This is expected because, like we covered earlier, running the binary needs to match your CPU architecture.
More complex Dockerfile
In almost any real-world Dockerfile
we need more complex things, like RUN
instruction.
This is an instruction which at build-time runs binaries.
This example asks Alpine’s package manager to install curl
:
FROM --platform=linux/arm/v7 alpine
CMD ["/myapp"]
ADD myapp-arm /myapp
RUN apk add curl
We only added the RUN ...
, and now building the image fails:
$ docker build -t joonas/myapp-arm .
...
Step 4/4 : RUN apk add curl
---> Running in b31128b76d15
standard_init_linux.go:211: exec user process caused "exec format error"
The command '/bin/sh -c apk add curl' returned a non-zero code: 1
This doesn’t work, because like our-built binary, also other binaries inside Alpine’s arm
image, are of foreign architecture.
The road to solution
Two paths:
- Build each arch image on a different, its native, CPU
- Use tricks to cross-build on
amd64
Most of us can’t afford (or don’t want) to set up a multi-arch cluster of Docker build servers, so what tricks we have at our disposal to cross-build on our existing architecture?
You may have heard of virtual machines. Virtual machines are a subcategory of emulators that choose to emulate the entire computer.
A popular solution for quite some time has been to use QEMU’s user space emulation to not emulate entire computer, but to only emulate foreign architecture processor on a Linux process level:
It’s basically a virtualized processor, but inside a single (user-space) process. It doesn’t have to virtualize full PC hardware - only the CPU and for only a “small distance” so that it can interact with things outside the process via traditional interfaces like kernel syscalls.
This is the basic premise of it. There have been variations to this basic approach, in increasing convenience order:
- Add boilerplate to
Dockerfile
to enable shell-shim (to redirect shell-based process invocations to QEMU) and add QEMU inside your image (this doesn’t require config to host kernel)- For example usage see this balena.io link
- Self-installed QEMU & configured
binfmt_misc
- For example usage see this balena.io link (same link as above)

Material provided:
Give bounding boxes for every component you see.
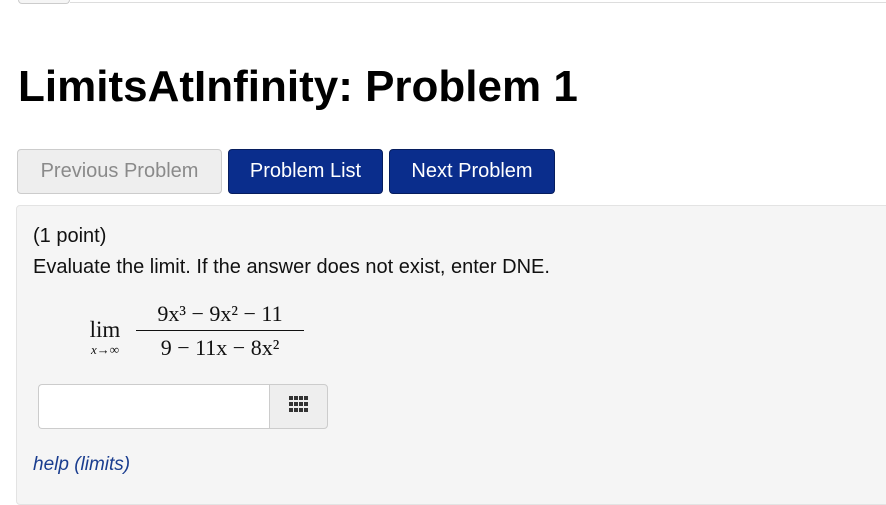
- problem-points: (1 point): [33, 225, 107, 247]
- problem-panel: (1 point) Evaluate the limit. If the ans…: [16, 205, 886, 505]
- problem-navigation: Previous Problem Problem List Next Probl…: [17, 149, 555, 194]
- keypad-button[interactable]: [269, 384, 328, 429]
- problem-instructions: Evaluate the limit. If the answer does n…: [33, 256, 550, 278]
- problem-list-button[interactable]: Problem List: [228, 149, 383, 194]
- next-problem-button[interactable]: Next Problem: [389, 149, 555, 194]
- limit-expression: lim x→∞ 9x³ − 9x² − 11 9 − 11x − 8x²: [81, 300, 321, 370]
- help-limits-link[interactable]: help (limits): [33, 454, 130, 476]
- fraction-bar: [136, 330, 304, 331]
- answer-group: [38, 384, 328, 429]
- top-divider: [70, 2, 886, 3]
- fraction-numerator: 9x³ − 9x² − 11: [157, 301, 283, 326]
- page-title: LimitsAtInfinity: Problem 1: [18, 62, 578, 111]
- answer-input[interactable]: [38, 384, 269, 429]
- limit-operator: lim x→∞: [81, 318, 129, 358]
- keypad-grid-icon: [288, 396, 309, 417]
- previous-problem-button[interactable]: Previous Problem: [17, 149, 222, 194]
- fraction-denominator: 9 − 11x − 8x²: [160, 335, 280, 360]
- lim-word: lim: [89, 317, 121, 342]
- lim-subscript: x→∞: [90, 342, 120, 357]
- limit-fraction: 9x³ − 9x² − 11 9 − 11x − 8x²: [136, 300, 304, 362]
- top-tab-remnant: [18, 0, 70, 4]
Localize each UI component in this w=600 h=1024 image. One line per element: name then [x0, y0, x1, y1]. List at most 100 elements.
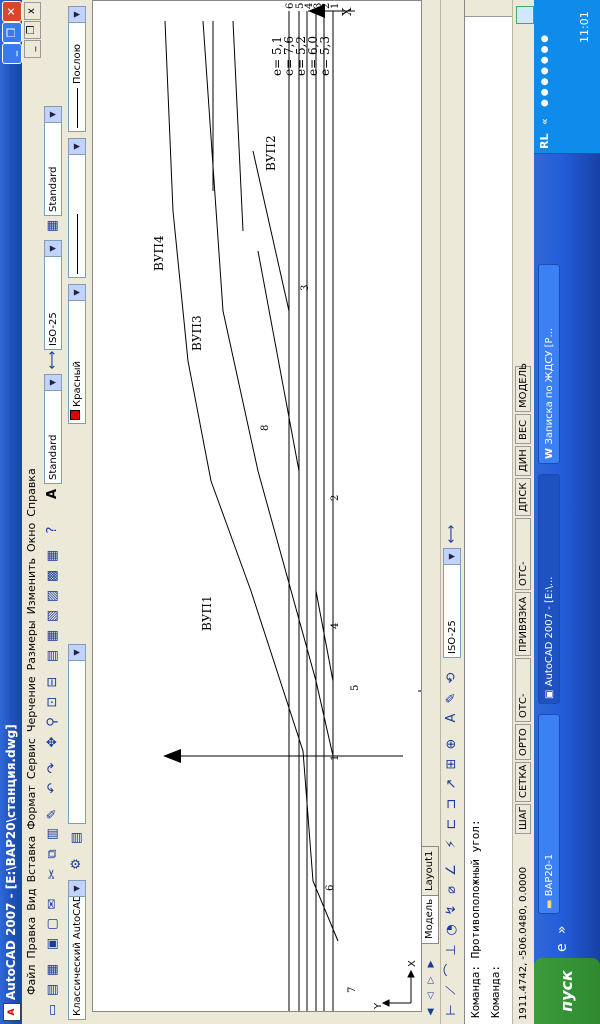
chevron-down-icon[interactable]: ▼ — [69, 645, 85, 661]
tray-chevron-icon[interactable]: « — [538, 118, 551, 125]
menu-modify[interactable]: Изменить — [22, 555, 42, 617]
layer-select[interactable]: ▼ — [68, 644, 86, 824]
copy-icon[interactable]: ⧉ — [43, 844, 63, 864]
menu-format[interactable]: Формат — [22, 782, 42, 833]
menu-window[interactable]: Окно — [22, 520, 42, 555]
menu-help[interactable]: Справка — [22, 465, 42, 519]
otrack-button[interactable]: ОТС-ОБЪЕКТ — [515, 518, 545, 590]
start-button[interactable]: пуск — [534, 958, 600, 1024]
dyn-button[interactable]: ДИН — [515, 446, 531, 476]
chevron-down-icon[interactable]: ▼ — [69, 881, 85, 897]
help-icon[interactable]: ? — [43, 520, 63, 540]
osnap-button[interactable]: ПРИВЯЗКА — [515, 592, 531, 656]
taskbar-item-autocad[interactable]: ▣ AutoCAD 2007 - [E:\... — [538, 474, 560, 704]
doc-close-button[interactable]: x — [24, 2, 41, 20]
drawing-canvas[interactable]: ВУП1 ВУП2 ВУП3 ВУП4 e= 5,1 e= 7,6 e= 5,2… — [93, 0, 422, 1011]
model-button[interactable]: МОДЕЛЬ — [515, 363, 531, 412]
menu-dimension[interactable]: Размеры — [22, 617, 42, 673]
continue-dim-icon[interactable]: ⊐ — [442, 794, 462, 814]
markup-icon[interactable]: ▩ — [43, 566, 63, 586]
chevron-down-icon[interactable]: ▼ — [45, 107, 61, 123]
open-icon[interactable]: ▤ — [43, 980, 63, 1000]
plot-icon[interactable]: ▣ — [43, 934, 63, 954]
autocad-app-icon[interactable]: A — [3, 1003, 21, 1021]
tray-icons[interactable]: ● ● ● ● ● ● ● — [540, 35, 550, 107]
text-style-select[interactable]: Standard ▼ — [44, 374, 62, 484]
ordinate-dim-icon[interactable]: ⊥ — [442, 940, 462, 960]
taskbar-item-folder[interactable]: ▬ ВАР20-1 — [538, 714, 560, 914]
radius-dim-icon[interactable]: ◔ — [442, 920, 462, 940]
dim-text-edit-icon[interactable]: ✎ — [442, 688, 462, 708]
design-center-icon[interactable]: ▦ — [43, 626, 63, 646]
menu-edit[interactable]: Правка — [22, 914, 42, 962]
chevron-down-icon[interactable]: ▼ — [45, 375, 61, 391]
arc-length-icon[interactable]: ⌒ — [442, 960, 462, 980]
quick-leader-icon[interactable]: ↗ — [442, 774, 462, 794]
zoom-realtime-icon[interactable]: ⚲ — [43, 712, 63, 732]
language-indicator[interactable]: RL — [538, 134, 551, 149]
tab-model[interactable]: Модель — [422, 893, 439, 944]
properties-icon[interactable]: ▤ — [43, 646, 63, 666]
calc-icon[interactable]: ▦ — [43, 546, 63, 566]
menu-draw[interactable]: Черчение — [22, 673, 42, 735]
save-icon[interactable]: ▦ — [43, 960, 63, 980]
grid-button[interactable]: СЕТКА — [515, 762, 531, 802]
dim-style-select-2[interactable]: ISO-25 ▼ — [443, 548, 461, 658]
zoom-window-icon[interactable]: ⊡ — [43, 692, 63, 712]
drawing-area[interactable]: ВУП1 ВУП2 ВУП3 ВУП4 e= 5,1 e= 7,6 e= 5,2… — [92, 0, 422, 1012]
quick-dim-icon[interactable]: ⚡ — [442, 834, 462, 854]
polar-button[interactable]: ОТС-ПОЛЯР — [515, 658, 545, 722]
dim-style-select[interactable]: ISO-25 ▼ — [44, 240, 62, 350]
angular-dim-icon[interactable]: ∠ — [442, 860, 462, 880]
ie-icon[interactable]: e — [554, 943, 570, 952]
ortho-button[interactable]: ОРТО — [515, 724, 531, 760]
match-prop-icon[interactable]: ✎ — [43, 804, 63, 824]
workspace-settings-icon[interactable]: ⚙ — [67, 854, 87, 874]
layer-manager-icon[interactable]: ▤ — [67, 828, 87, 848]
snap-button[interactable]: ШАГ — [515, 804, 531, 834]
ducs-button[interactable]: ДПСК — [515, 478, 531, 516]
pan-icon[interactable]: ✥ — [43, 732, 63, 752]
tab-layout1[interactable]: Layout1 — [422, 845, 439, 896]
baseline-dim-icon[interactable]: ⊏ — [442, 814, 462, 834]
chevron-down-icon[interactable]: ▼ — [444, 549, 460, 565]
chevron-down-icon[interactable]: ▼ — [45, 241, 61, 257]
preview-icon[interactable]: ▢ — [43, 914, 63, 934]
dim-update-icon[interactable]: ⟲ — [442, 668, 462, 688]
cut-icon[interactable]: ✂ — [43, 864, 63, 884]
redo-icon[interactable]: ↷ — [43, 758, 63, 778]
lwt-button[interactable]: ВЕС — [515, 414, 531, 444]
chevron-down-icon[interactable]: ▼ — [69, 7, 85, 23]
new-icon[interactable]: ▭ — [43, 1000, 63, 1020]
doc-minimize-button[interactable]: _ — [24, 40, 41, 58]
command-scrollbar[interactable] — [465, 0, 513, 17]
tool-palettes-icon[interactable]: ▧ — [43, 606, 63, 626]
tray-settings-icon[interactable] — [516, 6, 534, 24]
center-mark-icon[interactable]: ⊕ — [442, 734, 462, 754]
doc-restore-button[interactable]: ❐ — [24, 21, 41, 39]
paste-icon[interactable]: ▥ — [43, 824, 63, 844]
menu-insert[interactable]: Вставка — [22, 833, 42, 886]
undo-icon[interactable]: ↶ — [43, 778, 63, 798]
last-tab-icon[interactable]: ▶ — [421, 954, 441, 974]
show-desktop-icon[interactable]: » — [554, 925, 570, 934]
linetype-select[interactable]: ▼ — [68, 138, 86, 278]
chevron-down-icon[interactable]: ▼ — [69, 139, 85, 155]
diameter-dim-icon[interactable]: ⌀ — [442, 880, 462, 900]
aligned-dim-icon[interactable]: ⟋ — [442, 980, 462, 1000]
taskbar-item-word[interactable]: W Записка по ЖДСУ [Р... — [538, 264, 560, 464]
document-icon[interactable] — [22, 998, 42, 1024]
menu-file[interactable]: Файл — [22, 962, 42, 998]
minimize-button[interactable]: _ — [2, 43, 22, 64]
restore-button[interactable]: ❐ — [2, 22, 22, 43]
command-prompt[interactable]: Команда: — [489, 965, 502, 1018]
menu-tools[interactable]: Сервис — [22, 735, 42, 782]
zoom-previous-icon[interactable]: ⊟ — [43, 672, 63, 692]
lineweight-select[interactable]: Послою ▼ — [68, 6, 86, 132]
dim-edit-icon[interactable]: A — [442, 708, 462, 728]
tolerance-icon[interactable]: ⊞ — [442, 754, 462, 774]
chevron-down-icon[interactable]: ▼ — [69, 285, 85, 301]
workspace-select[interactable]: Классический AutoCAD ▼ — [68, 880, 86, 1020]
close-button[interactable]: ✕ — [2, 1, 22, 22]
menu-view[interactable]: Вид — [22, 885, 42, 913]
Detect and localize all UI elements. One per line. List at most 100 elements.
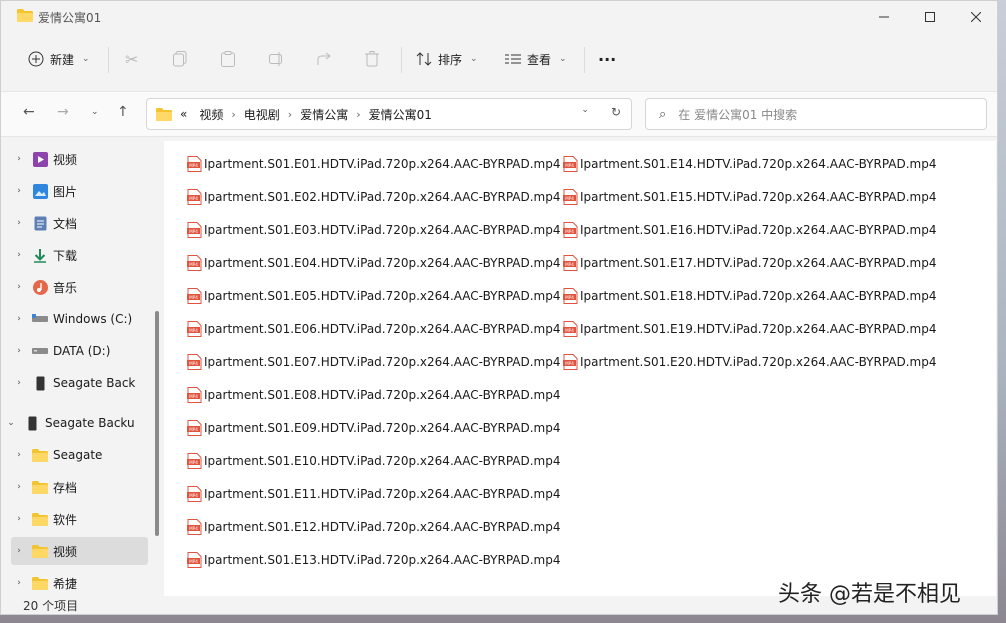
sidebar-item-drive-d[interactable]: › DATA (D:) [11, 337, 148, 365]
breadcrumb-item[interactable]: 电视剧 [244, 106, 280, 123]
file-item[interactable]: MP4 Ipartment.S01.E12.HDTV.iPad.720p.x264… [187, 516, 561, 538]
sidebar-item-seagate-backup[interactable]: ⌄ Seagate Backu [3, 409, 140, 437]
forward-arrow-icon[interactable]: → [57, 104, 69, 120]
file-item[interactable]: MP4 Ipartment.S01.E06.HDTV.iPad.720p.x264… [187, 318, 561, 340]
back-arrow-icon[interactable]: ← [23, 104, 35, 120]
mp4-file-icon: MP4 [187, 387, 202, 403]
chevron-right-icon[interactable]: › [11, 186, 27, 196]
chevron-right-icon[interactable]: › [11, 514, 27, 524]
chevron-right-icon[interactable]: › [11, 154, 27, 164]
file-item[interactable]: MP4 Ipartment.S01.E08.HDTV.iPad.720p.x264… [187, 384, 561, 406]
sidebar-item-downloads[interactable]: › 下载 [11, 241, 148, 269]
refresh-icon[interactable]: ↻ [611, 105, 621, 119]
mp4-file-icon: MP4 [187, 255, 202, 271]
breadcrumb-overflow[interactable]: « [180, 107, 187, 121]
maximize-button[interactable] [907, 1, 953, 33]
file-item[interactable]: MP4 Ipartment.S01.E11.HDTV.iPad.720p.x264… [187, 483, 561, 505]
minimize-icon [879, 16, 889, 18]
chevron-right-icon[interactable]: › [11, 378, 27, 388]
sidebar-item-music[interactable]: › 音乐 [11, 273, 148, 301]
sidebar-item-seagate-drive[interactable]: › Seagate Back [11, 369, 148, 397]
item-count: 20 个项目 [23, 599, 79, 613]
recent-locations-chevron-icon[interactable]: ⌄ [91, 107, 99, 117]
file-item[interactable]: MP4 Ipartment.S01.E01.HDTV.iPad.720p.x264… [187, 153, 561, 175]
chevron-right-icon[interactable]: › [11, 578, 27, 588]
navigation-pane: › 视频 › 图片 › 文档 › 下载 › 音乐 › Windows (C:) [7, 141, 151, 593]
sidebar-scrollbar[interactable] [155, 311, 159, 536]
sidebar-item-folder-xijie[interactable]: › 希捷 [11, 569, 148, 597]
file-name: Ipartment.S01.E05.HDTV.iPad.720p.x264.AA… [204, 289, 561, 303]
svg-text:MP4: MP4 [189, 394, 198, 399]
chevron-right-icon[interactable]: › [11, 218, 27, 228]
breadcrumb-item[interactable]: 视频 [199, 106, 223, 123]
view-button[interactable]: 查看 ⌄ [505, 43, 567, 75]
file-item[interactable]: MP4 Ipartment.S01.E03.HDTV.iPad.720p.x264… [187, 219, 561, 241]
file-item[interactable]: MP4 Ipartment.S01.E20.HDTV.iPad.720p.x264… [563, 351, 937, 373]
rename-icon [269, 52, 282, 66]
chevron-right-icon[interactable]: › [231, 108, 235, 121]
sidebar-item-folder-archive[interactable]: › 存档 [11, 473, 148, 501]
sidebar-item-folder-seagate[interactable]: › Seagate [11, 441, 148, 469]
address-history-chevron-icon[interactable]: ⌄ [581, 105, 589, 119]
rename-button[interactable] [269, 43, 285, 75]
file-item[interactable]: MP4 Ipartment.S01.E15.HDTV.iPad.720p.x264… [563, 186, 937, 208]
more-options-button[interactable]: ··· [598, 43, 616, 75]
sidebar-item-pictures[interactable]: › 图片 [11, 177, 148, 205]
sidebar-item-label: 下载 [53, 248, 78, 263]
breadcrumb-item[interactable]: 爱情公寓 [300, 106, 348, 123]
file-item[interactable]: MP4 Ipartment.S01.E19.HDTV.iPad.720p.x264… [563, 318, 937, 340]
up-arrow-icon[interactable]: ↑ [117, 104, 129, 120]
cut-button[interactable]: ✂ [125, 43, 138, 75]
delete-button[interactable] [365, 43, 379, 75]
file-item[interactable]: MP4 Ipartment.S01.E18.HDTV.iPad.720p.x264… [563, 285, 937, 307]
file-item[interactable]: MP4 Ipartment.S01.E09.HDTV.iPad.720p.x264… [187, 417, 561, 439]
share-button[interactable] [317, 43, 333, 75]
paste-button[interactable] [221, 43, 235, 75]
chevron-right-icon[interactable]: › [11, 346, 27, 356]
minimize-button[interactable] [861, 1, 907, 33]
chevron-right-icon[interactable]: › [11, 450, 27, 460]
chevron-right-icon[interactable]: › [11, 250, 27, 260]
copy-button[interactable] [173, 43, 187, 75]
file-item[interactable]: MP4 Ipartment.S01.E13.HDTV.iPad.720p.x264… [187, 549, 561, 571]
file-item[interactable]: MP4 Ipartment.S01.E14.HDTV.iPad.720p.x264… [563, 153, 937, 175]
chevron-right-icon[interactable]: › [356, 108, 360, 121]
address-bar[interactable]: « 视频 › 电视剧 › 爱情公寓 › 爱情公寓01 ⌄ ↻ [146, 98, 632, 130]
file-item[interactable]: MP4 Ipartment.S01.E10.HDTV.iPad.720p.x264… [187, 450, 561, 472]
file-name: Ipartment.S01.E18.HDTV.iPad.720p.x264.AA… [580, 289, 937, 303]
chevron-down-icon[interactable]: ⌄ [3, 418, 19, 428]
file-item[interactable]: MP4 Ipartment.S01.E17.HDTV.iPad.720p.x264… [563, 252, 937, 274]
chevron-right-icon[interactable]: › [11, 314, 27, 324]
close-button[interactable] [953, 1, 997, 33]
mp4-file-icon: MP4 [187, 552, 202, 568]
search-box[interactable]: ⌕ 在 爱情公寓01 中搜索 [645, 98, 987, 130]
chevron-right-icon[interactable]: › [11, 282, 27, 292]
mp4-file-icon: MP4 [563, 288, 578, 304]
search-placeholder[interactable]: 在 爱情公寓01 中搜索 [678, 106, 797, 123]
sidebar-item-videos[interactable]: › 视频 [11, 145, 148, 173]
sidebar-item-folder-software[interactable]: › 软件 [11, 505, 148, 533]
document-icon [31, 215, 49, 231]
file-item[interactable]: MP4 Ipartment.S01.E07.HDTV.iPad.720p.x264… [187, 351, 561, 373]
sidebar-item-documents[interactable]: › 文档 [11, 209, 148, 237]
svg-text:MP4: MP4 [189, 427, 198, 432]
file-item[interactable]: MP4 Ipartment.S01.E02.HDTV.iPad.720p.x264… [187, 186, 561, 208]
chevron-right-icon[interactable]: › [11, 546, 27, 556]
chevron-right-icon[interactable]: › [11, 482, 27, 492]
sidebar-item-folder-videos[interactable]: › 视频 [11, 537, 148, 565]
sort-button-label: 排序 [438, 52, 463, 67]
file-name: Ipartment.S01.E03.HDTV.iPad.720p.x264.AA… [204, 223, 561, 237]
music-icon [31, 279, 49, 295]
sidebar-item-drive-c[interactable]: › Windows (C:) [11, 305, 148, 333]
command-bar: 新建 ⌄ ✂ 排序 ⌄ 查看 ⌄ ··· [1, 37, 997, 81]
file-item[interactable]: MP4 Ipartment.S01.E16.HDTV.iPad.720p.x264… [563, 219, 937, 241]
file-item[interactable]: MP4 Ipartment.S01.E05.HDTV.iPad.720p.x264… [187, 285, 561, 307]
breadcrumb-item[interactable]: 爱情公寓01 [369, 106, 432, 123]
svg-text:MP4: MP4 [189, 559, 198, 564]
new-button[interactable]: 新建 ⌄ [28, 43, 90, 75]
view-list-icon [505, 54, 521, 64]
chevron-right-icon[interactable]: › [288, 108, 292, 121]
file-item[interactable]: MP4 Ipartment.S01.E04.HDTV.iPad.720p.x264… [187, 252, 561, 274]
mp4-file-icon: MP4 [563, 354, 578, 370]
sort-button[interactable]: 排序 ⌄ [416, 43, 478, 75]
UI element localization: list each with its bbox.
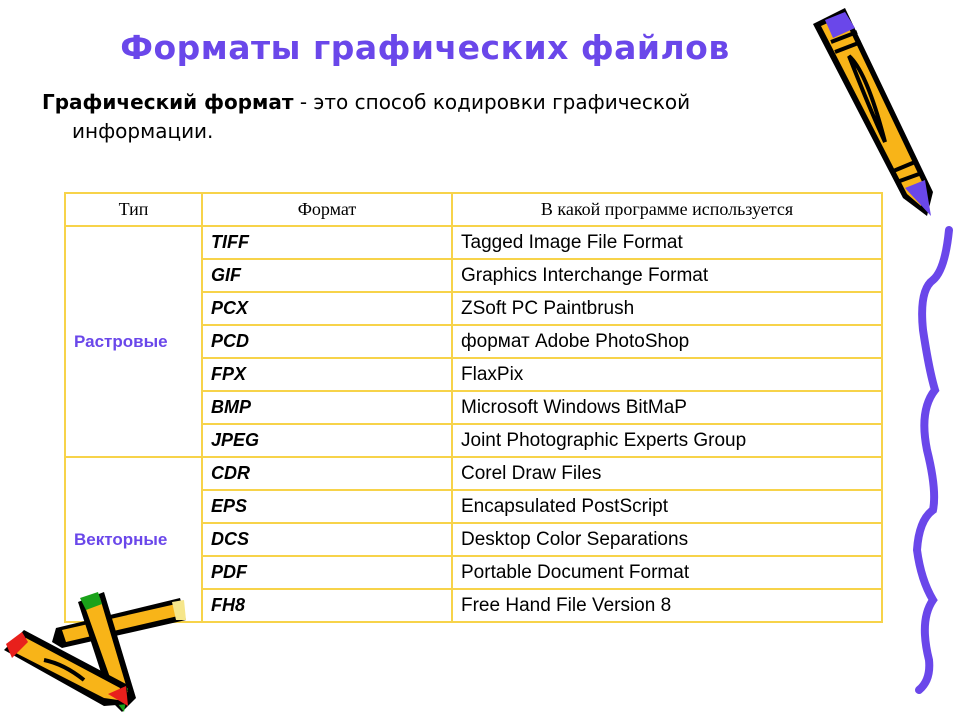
format-cell: PCD — [201, 324, 453, 359]
format-cell: PCX — [201, 291, 453, 326]
definition-term: Графический формат — [42, 90, 294, 114]
formats-table: Тип Формат В какой программе используетс… — [64, 192, 883, 623]
program-cell: ZSoft PC Paintbrush — [451, 291, 883, 326]
header-format: Формат — [201, 192, 453, 227]
crossed-pencils-icon — [4, 592, 186, 712]
format-cell: GIF — [201, 258, 453, 293]
format-cell: EPS — [201, 489, 453, 524]
type-cell: Растровые — [64, 225, 203, 458]
program-cell: Corel Draw Files — [451, 456, 883, 491]
program-cell: Graphics Interchange Format — [451, 258, 883, 293]
table-row: Векторные CDR Corel Draw Files — [64, 456, 883, 623]
table-header-row: Тип Формат В какой программе используетс… — [64, 192, 883, 227]
definition-text: Графический формат - это способ кодировк… — [42, 88, 762, 146]
program-cell: Encapsulated PostScript — [451, 489, 883, 524]
format-cell: JPEG — [201, 423, 453, 458]
program-cell: формат Adobe PhotoShop — [451, 324, 883, 359]
slide-title: Форматы графических файлов — [120, 28, 730, 67]
squiggle-line-icon — [912, 226, 953, 694]
definition-body: - это способ кодировки графической — [293, 90, 691, 114]
header-type: Тип — [64, 192, 203, 227]
program-cell: Joint Photographic Experts Group — [451, 423, 883, 458]
program-cell: Portable Document Format — [451, 555, 883, 590]
format-cell: FPX — [201, 357, 453, 392]
format-cell: CDR — [201, 456, 453, 491]
pencil-back — [52, 598, 186, 648]
program-cell: Microsoft Windows BitMaP — [451, 390, 883, 425]
table-row: Растровые TIFF Tagged Image File Format — [64, 225, 883, 458]
pencil-icon — [813, 8, 933, 216]
format-cell: FH8 — [201, 588, 453, 623]
format-cell: DCS — [201, 522, 453, 557]
definition-body-line2: информации. — [72, 119, 214, 143]
program-cell: FlaxPix — [451, 357, 883, 392]
program-cell: Free Hand File Version 8 — [451, 588, 883, 623]
format-cell: TIFF — [201, 225, 453, 260]
program-cell: Desktop Color Separations — [451, 522, 883, 557]
pencil-icon-shape — [813, 8, 933, 216]
format-cell: PDF — [201, 555, 453, 590]
format-cell: BMP — [201, 390, 453, 425]
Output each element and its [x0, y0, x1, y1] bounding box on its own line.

Stated exercise: Continue the passage on cross-building Docker images for ARM, picking up right after its last line.

Exercise output:
- Docker’s buildx
- Wraps the option 2 (= QEMU +
binfmt_misc
) with automation, but also does a bunch more
- Wraps the option 2 (= QEMU +
binfmt_misc
is Linux kernel’s interface for communicating to kernel: “if you see an unsupported
binary type that looks like X => use interpreter Y to indirectly execute it”.
In this case we’ll use binfmt_misc
to pipe foreign architecture binaries via QEMU. You
can read more about binfmt_misc
specifically in
JessFraz’s blog post.
Solution
I don’t like the idea of putting any boilerplate in the Dockerfile
, so IMO using
binfmt_misc
is cleanest. Approaches 2 and 3 are both fine, but I ended up with buildx
for somewhat unrelated reasons - more on this later.
Building images for foreign architectures
We’ll now be covering Docker’s buildx more closely.
What is buildx
buildx touts itself as a kind of a frontend for BuildKit. BuildKit seems to be Docker’s next-gen build system with configurable builders, builder clustering, cross-architecture image building etc.
Why buildx (avoiding tag-per-arch)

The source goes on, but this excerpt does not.